**Task prompt**
The entries below are to be written out again without alteration.

**Input material**

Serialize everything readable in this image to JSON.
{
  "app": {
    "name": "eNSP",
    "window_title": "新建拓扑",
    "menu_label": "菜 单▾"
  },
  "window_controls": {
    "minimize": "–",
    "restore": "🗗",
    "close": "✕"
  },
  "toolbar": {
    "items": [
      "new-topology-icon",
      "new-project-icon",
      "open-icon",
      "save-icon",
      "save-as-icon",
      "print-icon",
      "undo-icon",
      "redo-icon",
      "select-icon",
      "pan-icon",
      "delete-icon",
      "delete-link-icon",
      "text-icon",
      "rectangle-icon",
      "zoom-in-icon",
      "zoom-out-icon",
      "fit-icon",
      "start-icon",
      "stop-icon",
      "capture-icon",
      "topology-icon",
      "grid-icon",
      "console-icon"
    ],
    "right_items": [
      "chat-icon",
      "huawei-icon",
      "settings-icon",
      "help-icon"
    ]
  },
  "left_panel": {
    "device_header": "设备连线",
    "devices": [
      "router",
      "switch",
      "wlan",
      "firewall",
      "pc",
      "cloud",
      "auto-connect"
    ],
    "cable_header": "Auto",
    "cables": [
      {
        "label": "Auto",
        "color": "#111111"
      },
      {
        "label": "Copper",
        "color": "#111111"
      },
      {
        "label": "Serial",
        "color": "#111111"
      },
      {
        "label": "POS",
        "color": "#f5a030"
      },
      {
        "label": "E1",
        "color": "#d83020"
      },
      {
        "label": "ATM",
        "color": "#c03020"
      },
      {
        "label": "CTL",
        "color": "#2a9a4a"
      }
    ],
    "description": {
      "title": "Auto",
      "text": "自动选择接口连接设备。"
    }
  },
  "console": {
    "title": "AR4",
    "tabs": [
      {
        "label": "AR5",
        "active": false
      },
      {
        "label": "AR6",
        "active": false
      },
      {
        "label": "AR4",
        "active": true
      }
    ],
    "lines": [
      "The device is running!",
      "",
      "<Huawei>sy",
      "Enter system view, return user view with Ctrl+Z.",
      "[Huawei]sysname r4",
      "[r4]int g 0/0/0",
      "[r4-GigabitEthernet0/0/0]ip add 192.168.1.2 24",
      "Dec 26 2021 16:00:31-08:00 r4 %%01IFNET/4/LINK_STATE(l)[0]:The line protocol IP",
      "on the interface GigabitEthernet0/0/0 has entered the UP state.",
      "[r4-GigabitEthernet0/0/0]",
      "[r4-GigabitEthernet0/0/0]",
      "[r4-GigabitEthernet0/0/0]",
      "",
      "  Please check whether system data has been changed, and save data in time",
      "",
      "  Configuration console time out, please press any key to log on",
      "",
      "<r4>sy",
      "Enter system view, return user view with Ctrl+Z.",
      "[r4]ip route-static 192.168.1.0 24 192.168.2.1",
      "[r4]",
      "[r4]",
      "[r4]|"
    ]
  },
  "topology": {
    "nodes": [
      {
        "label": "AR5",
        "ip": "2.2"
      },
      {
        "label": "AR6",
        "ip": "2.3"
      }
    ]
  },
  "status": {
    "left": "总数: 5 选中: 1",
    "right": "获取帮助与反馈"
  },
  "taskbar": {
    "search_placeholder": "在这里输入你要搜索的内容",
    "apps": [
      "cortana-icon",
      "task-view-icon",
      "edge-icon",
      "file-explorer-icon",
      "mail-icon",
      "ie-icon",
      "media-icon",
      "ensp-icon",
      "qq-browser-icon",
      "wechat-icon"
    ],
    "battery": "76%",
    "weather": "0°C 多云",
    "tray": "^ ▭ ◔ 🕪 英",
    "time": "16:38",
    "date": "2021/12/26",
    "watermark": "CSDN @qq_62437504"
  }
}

**Response to the exercise**
Serialize everything readable in this image to JSON.
{
  "app": {
    "name": "eNSP",
    "window_title": "新建拓扑",
    "menu_label": "菜 单▾"
  },
  "window_controls": {
    "minimize": "–",
    "restore": "🗗",
    "close": "✕"
  },
  "toolbar": {
    "items": [
      "new-topology-icon",
      "new-project-icon",
      "open-icon",
      "save-icon",
      "save-as-icon",
      "print-icon",
      "undo-icon",
      "redo-icon",
      "select-icon",
      "pan-icon",
      "delete-icon",
      "delete-link-icon",
      "text-icon",
      "rectangle-icon",
      "zoom-in-icon",
      "zoom-out-icon",
      "fit-icon",
      "start-icon",
      "stop-icon",
      "capture-icon",
      "topology-icon",
      "grid-icon",
      "console-icon"
    ],
    "right_items": [
      "chat-icon",
      "huawei-icon",
      "settings-icon",
      "help-icon"
    ]
  },
  "left_panel": {
    "device_header": "设备连线",
    "devices": [
      "router",
      "switch",
      "wlan",
      "firewall",
      "pc",
      "cloud",
      "auto-connect"
    ],
    "cable_header": "Auto",
    "cables": [
      {
        "label": "Auto",
        "color": "#111111"
      },
      {
        "label": "Copper",
        "color": "#111111"
      },
      {
        "label": "Serial",
        "color": "#111111"
      },
      {
        "label": "POS",
        "color": "#f5a030"
      },
      {
        "label": "E1",
        "color": "#d83020"
      },
      {
        "label": "ATM",
        "color": "#c03020"
      },
      {
        "label": "CTL",
        "color": "#2a9a4a"
      }
    ],
    "description": {
      "title": "Auto",
      "text": "自动选择接口连接设备。"
    }
  },
  "console": {
    "title": "AR4",
    "tabs": [
      {
        "label": "AR5",
        "active": false
      },
      {
        "label": "AR6",
        "active": false
      },
      {
        "label": "AR4",
        "active": true
      }
    ],
    "lines": [
      "The device is running!",
      "",
      "<Huawei>sy",
      "Enter system view, return user view with Ctrl+Z.",
      "[Huawei]sysname r4",
      "[r4]int g 0/0/0",
      "[r4-GigabitEthernet0/0/0]ip add 192.168.1.2 24",
      "Dec 26 2021 16:00:31-08:00 r4 %%01IFNET/4/LINK_STATE(l)[0]:The line protocol IP",
      "on the interface GigabitEthernet0/0/0 has entered the UP state.",
      "[r4-GigabitEthernet0/0/0]",
      "[r4-GigabitEthernet0/0/0]",
      "[r4-GigabitEthernet0/0/0]",
      "",
      "  Please check whether system data has been changed, and save data in time",
      "",
      "  Configuration console time out, please press any key to log on",
      "",
      "<r4>sy",
      "Enter system view, return user view with Ctrl+Z.",
      "[r4]ip route-static 192.168.1.0 24 192.168.2.1",
      "[r4]",
      "[r4]",
      "[r4]|"
    ]
  },
  "topology": {
    "nodes": [
      {
        "label": "AR5",
        "ip": "2.2"
      },
      {
        "label": "AR6",
        "ip": "2.3"
      }
    ]
  },
  "status": {
    "left": "总数: 5 选中: 1",
    "right": "获取帮助与反馈"
  },
  "taskbar": {
    "search_placeholder": "在这里输入你要搜索的内容",
    "apps": [
      "cortana-icon",
      "task-view-icon",
      "edge-icon",
      "file-explorer-icon",
      "mail-icon",
      "ie-icon",
      "media-icon",
      "ensp-icon",
      "qq-browser-icon",
      "wechat-icon"
    ],
    "battery": "76%",
    "weather": "0°C 多云",
    "tray": "^ ▭ ◔ 🕪 英",
    "time": "16:38",
    "date": "2021/12/26",
    "watermark": "CSDN @qq_62437504"
  }
}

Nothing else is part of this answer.